**Dataset items**
════════
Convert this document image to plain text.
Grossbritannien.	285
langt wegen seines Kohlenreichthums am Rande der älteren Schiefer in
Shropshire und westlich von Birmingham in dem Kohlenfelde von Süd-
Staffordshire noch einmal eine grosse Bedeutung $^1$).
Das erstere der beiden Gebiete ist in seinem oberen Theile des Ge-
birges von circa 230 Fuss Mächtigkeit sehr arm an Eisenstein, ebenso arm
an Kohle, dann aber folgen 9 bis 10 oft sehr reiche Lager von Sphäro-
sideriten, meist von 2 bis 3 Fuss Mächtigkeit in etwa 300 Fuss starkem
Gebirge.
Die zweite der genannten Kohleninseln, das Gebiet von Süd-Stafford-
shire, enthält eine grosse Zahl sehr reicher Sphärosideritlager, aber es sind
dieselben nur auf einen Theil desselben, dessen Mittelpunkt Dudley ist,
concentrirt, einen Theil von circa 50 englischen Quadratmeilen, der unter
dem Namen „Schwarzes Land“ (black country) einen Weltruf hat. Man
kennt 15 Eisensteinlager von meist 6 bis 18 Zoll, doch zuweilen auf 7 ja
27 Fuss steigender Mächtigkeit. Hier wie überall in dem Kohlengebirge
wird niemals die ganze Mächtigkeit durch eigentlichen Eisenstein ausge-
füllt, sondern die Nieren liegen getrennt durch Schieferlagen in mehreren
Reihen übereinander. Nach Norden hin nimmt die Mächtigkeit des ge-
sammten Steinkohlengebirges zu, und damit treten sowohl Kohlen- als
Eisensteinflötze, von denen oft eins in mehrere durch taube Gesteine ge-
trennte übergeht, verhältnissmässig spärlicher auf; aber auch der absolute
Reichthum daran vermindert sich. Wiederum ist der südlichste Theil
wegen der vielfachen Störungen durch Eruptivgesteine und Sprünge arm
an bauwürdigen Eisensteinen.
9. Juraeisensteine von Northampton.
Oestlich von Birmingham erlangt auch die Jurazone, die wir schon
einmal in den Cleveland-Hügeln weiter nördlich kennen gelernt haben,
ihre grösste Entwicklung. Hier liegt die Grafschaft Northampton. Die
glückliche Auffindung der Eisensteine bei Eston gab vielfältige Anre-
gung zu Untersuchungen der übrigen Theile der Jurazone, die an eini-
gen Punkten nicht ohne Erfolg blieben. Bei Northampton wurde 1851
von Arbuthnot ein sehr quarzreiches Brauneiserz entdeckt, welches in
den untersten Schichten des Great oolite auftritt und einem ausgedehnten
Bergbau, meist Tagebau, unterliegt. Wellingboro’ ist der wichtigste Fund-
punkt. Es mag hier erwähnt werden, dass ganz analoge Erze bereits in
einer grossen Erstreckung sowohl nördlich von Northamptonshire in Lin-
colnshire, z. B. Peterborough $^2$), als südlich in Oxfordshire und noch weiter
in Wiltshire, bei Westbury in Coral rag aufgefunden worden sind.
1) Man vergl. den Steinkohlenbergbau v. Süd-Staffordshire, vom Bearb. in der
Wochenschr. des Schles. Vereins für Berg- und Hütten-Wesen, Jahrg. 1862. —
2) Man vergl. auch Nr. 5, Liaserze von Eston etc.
════════
**WHAT THIS TASK INVOLVES**
From the listing above, return each line with the word "noch".

**OUTPUT FOR THIS TASK**
Staffordshire noch einmal eine grosse Bedeutung $^1$).
colnshire, z. B. Peterborough $^2$), als südlich in Oxfordshire und noch weiter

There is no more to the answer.